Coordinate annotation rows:
====================

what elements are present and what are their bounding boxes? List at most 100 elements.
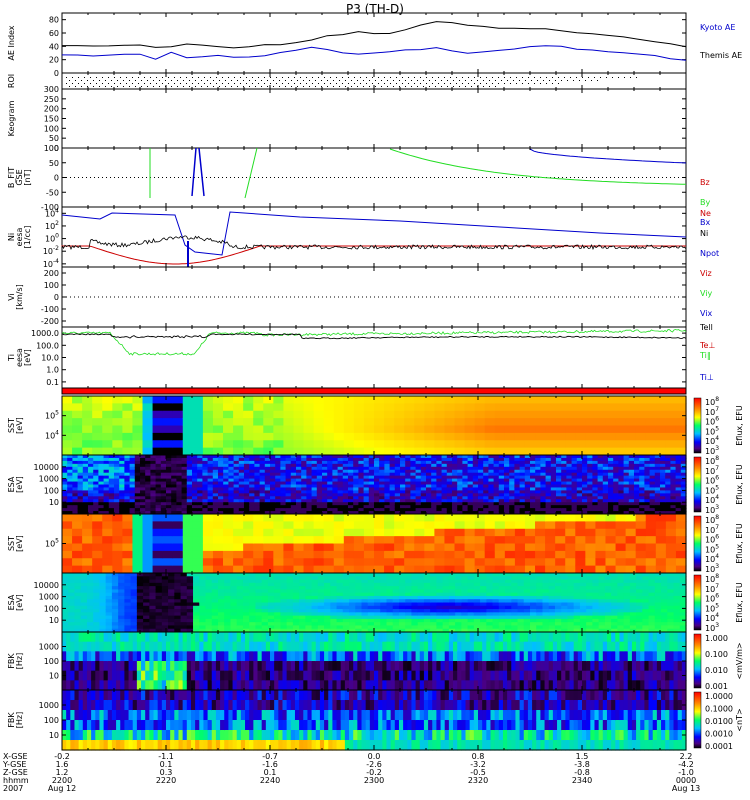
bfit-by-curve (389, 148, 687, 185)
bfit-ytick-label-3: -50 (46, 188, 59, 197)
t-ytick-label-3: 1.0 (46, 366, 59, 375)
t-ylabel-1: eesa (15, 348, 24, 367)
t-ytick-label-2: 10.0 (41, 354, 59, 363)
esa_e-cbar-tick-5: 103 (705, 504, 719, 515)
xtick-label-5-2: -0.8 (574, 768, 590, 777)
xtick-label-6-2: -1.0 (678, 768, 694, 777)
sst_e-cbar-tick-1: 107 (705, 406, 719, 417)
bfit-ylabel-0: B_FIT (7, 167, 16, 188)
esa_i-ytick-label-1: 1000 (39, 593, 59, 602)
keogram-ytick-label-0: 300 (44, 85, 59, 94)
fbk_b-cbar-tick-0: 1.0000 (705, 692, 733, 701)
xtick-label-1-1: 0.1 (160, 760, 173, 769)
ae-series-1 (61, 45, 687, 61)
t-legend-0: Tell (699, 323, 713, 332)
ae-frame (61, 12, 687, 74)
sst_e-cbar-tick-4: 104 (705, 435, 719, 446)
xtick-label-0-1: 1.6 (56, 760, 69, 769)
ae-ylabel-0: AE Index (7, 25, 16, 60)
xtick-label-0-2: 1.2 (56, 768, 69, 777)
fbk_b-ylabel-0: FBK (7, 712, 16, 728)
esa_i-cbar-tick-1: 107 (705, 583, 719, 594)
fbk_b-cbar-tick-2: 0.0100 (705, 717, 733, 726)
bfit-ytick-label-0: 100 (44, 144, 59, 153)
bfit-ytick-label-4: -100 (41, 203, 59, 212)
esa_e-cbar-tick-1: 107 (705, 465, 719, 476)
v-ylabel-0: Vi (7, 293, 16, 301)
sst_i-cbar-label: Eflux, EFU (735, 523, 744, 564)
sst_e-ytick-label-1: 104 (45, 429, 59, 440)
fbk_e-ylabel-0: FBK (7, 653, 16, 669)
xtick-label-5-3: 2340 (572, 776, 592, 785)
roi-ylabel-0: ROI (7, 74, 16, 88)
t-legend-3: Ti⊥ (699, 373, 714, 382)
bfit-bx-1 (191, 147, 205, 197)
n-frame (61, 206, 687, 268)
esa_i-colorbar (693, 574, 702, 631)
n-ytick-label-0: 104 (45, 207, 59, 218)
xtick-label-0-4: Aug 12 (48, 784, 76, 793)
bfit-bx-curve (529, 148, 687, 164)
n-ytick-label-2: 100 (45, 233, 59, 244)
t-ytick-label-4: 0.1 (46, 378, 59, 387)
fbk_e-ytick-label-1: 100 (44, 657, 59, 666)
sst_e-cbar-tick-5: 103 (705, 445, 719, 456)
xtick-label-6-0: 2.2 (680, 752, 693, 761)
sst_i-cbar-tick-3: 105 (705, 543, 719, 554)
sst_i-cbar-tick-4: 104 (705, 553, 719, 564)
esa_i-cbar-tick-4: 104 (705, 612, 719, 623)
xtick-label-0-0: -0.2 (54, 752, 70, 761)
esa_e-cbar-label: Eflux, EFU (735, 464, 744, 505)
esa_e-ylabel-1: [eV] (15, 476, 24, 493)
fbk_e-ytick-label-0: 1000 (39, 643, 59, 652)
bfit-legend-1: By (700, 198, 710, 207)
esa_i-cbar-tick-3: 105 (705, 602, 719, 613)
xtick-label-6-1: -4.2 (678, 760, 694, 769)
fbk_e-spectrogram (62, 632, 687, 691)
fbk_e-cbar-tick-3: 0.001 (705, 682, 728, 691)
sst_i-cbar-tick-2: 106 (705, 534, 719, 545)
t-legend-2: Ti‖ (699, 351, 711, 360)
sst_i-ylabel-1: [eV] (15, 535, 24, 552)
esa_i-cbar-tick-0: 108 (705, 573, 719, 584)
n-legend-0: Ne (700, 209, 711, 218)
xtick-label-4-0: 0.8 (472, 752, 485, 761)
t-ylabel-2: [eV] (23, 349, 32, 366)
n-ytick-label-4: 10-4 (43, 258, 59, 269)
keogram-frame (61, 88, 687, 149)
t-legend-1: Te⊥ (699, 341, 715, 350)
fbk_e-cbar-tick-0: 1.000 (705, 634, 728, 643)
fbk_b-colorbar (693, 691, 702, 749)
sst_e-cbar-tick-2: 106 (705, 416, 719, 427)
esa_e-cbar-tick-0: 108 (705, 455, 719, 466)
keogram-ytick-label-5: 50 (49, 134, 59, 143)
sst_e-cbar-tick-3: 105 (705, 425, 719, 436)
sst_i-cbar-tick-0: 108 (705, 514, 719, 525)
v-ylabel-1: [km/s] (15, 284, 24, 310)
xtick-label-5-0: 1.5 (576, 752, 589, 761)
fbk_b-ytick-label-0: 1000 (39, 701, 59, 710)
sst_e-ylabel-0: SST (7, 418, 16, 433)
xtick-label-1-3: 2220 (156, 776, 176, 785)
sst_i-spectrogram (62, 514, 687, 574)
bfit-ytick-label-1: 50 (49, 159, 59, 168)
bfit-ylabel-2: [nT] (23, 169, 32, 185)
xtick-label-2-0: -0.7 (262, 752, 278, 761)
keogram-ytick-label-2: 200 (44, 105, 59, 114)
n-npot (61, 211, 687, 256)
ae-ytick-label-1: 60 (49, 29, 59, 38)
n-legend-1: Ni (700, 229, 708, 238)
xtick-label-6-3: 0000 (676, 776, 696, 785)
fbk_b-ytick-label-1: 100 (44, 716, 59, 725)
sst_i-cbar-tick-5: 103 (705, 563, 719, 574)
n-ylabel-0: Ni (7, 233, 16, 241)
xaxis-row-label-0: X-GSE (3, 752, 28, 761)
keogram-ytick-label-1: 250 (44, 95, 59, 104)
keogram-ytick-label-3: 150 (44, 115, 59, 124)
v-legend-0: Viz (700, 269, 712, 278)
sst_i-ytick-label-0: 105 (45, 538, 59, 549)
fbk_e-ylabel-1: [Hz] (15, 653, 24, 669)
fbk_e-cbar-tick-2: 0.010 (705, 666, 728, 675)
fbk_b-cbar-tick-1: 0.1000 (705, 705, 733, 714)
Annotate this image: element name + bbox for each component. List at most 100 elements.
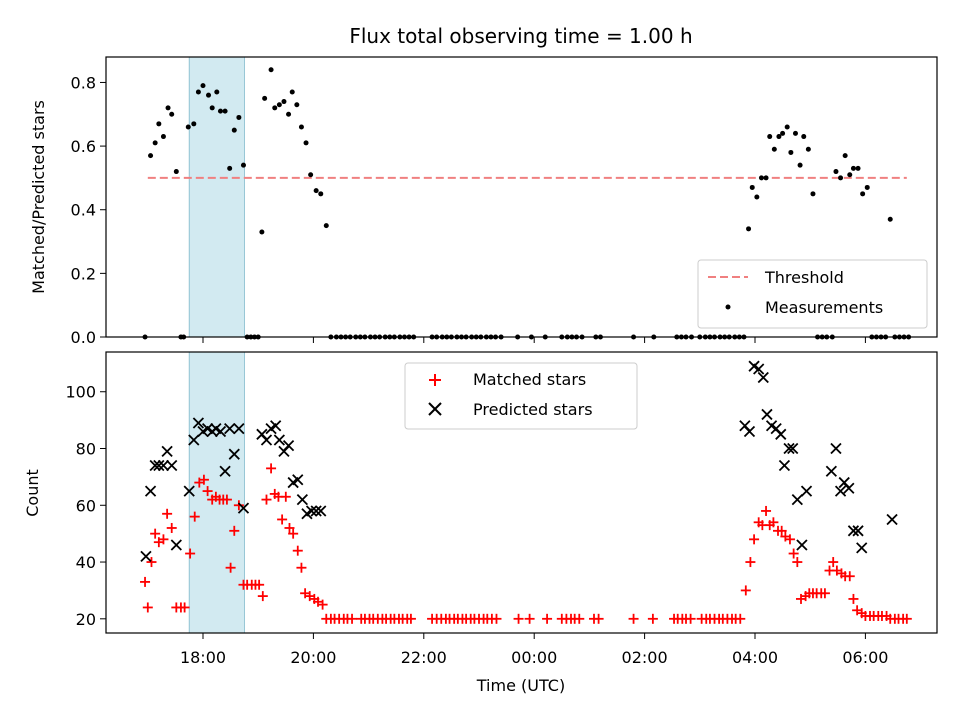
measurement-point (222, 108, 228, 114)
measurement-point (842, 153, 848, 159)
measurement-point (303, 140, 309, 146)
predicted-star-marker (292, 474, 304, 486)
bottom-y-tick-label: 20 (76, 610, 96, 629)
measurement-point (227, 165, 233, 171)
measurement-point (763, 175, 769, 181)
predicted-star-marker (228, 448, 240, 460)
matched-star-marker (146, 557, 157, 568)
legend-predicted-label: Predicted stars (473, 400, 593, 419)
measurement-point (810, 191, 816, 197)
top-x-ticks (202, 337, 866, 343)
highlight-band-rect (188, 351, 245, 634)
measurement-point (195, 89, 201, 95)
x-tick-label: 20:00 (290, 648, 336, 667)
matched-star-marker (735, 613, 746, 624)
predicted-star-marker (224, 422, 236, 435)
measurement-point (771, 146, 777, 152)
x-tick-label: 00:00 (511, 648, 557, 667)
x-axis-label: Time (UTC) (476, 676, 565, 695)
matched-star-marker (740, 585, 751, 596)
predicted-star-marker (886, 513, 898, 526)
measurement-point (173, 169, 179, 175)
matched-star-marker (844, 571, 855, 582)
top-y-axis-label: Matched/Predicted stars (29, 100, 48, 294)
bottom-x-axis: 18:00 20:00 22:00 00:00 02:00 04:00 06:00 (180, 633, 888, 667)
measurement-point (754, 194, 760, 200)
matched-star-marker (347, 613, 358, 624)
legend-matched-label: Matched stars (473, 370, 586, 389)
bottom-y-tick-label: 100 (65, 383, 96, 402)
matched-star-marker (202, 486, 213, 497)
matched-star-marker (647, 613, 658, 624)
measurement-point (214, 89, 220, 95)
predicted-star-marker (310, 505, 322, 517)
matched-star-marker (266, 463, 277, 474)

====================

#### TASK OBJECTIVE:
Copy out the part of the rows above that opens with the line containing "bfit-by-curve (389, 148, 687, 185)" and closes with the line containing "ae-series-1 (61, 45, 687, 61)", both of those lines included, keeping every character the same.

#### OUTPUT OF THE EXERCISE:
bfit-by-curve (389, 148, 687, 185)
bfit-ytick-label-3: -50 (46, 188, 59, 197)
t-ytick-label-3: 1.0 (46, 366, 59, 375)
t-ylabel-1: eesa (15, 348, 24, 367)
t-ytick-label-2: 10.0 (41, 354, 59, 363)
esa_e-cbar-tick-5: 103 (705, 504, 719, 515)
xtick-label-5-2: -0.8 (574, 768, 590, 777)
xtick-label-6-2: -1.0 (678, 768, 694, 777)
sst_e-cbar-tick-1: 107 (705, 406, 719, 417)
bfit-ylabel-0: B_FIT (7, 167, 16, 188)
esa_i-ytick-label-1: 1000 (39, 593, 59, 602)
keogram-ytick-label-0: 300 (44, 85, 59, 94)
fbk_b-cbar-tick-0: 1.0000 (705, 692, 733, 701)
xtick-label-1-1: 0.1 (160, 760, 173, 769)
ae-series-1 (61, 45, 687, 61)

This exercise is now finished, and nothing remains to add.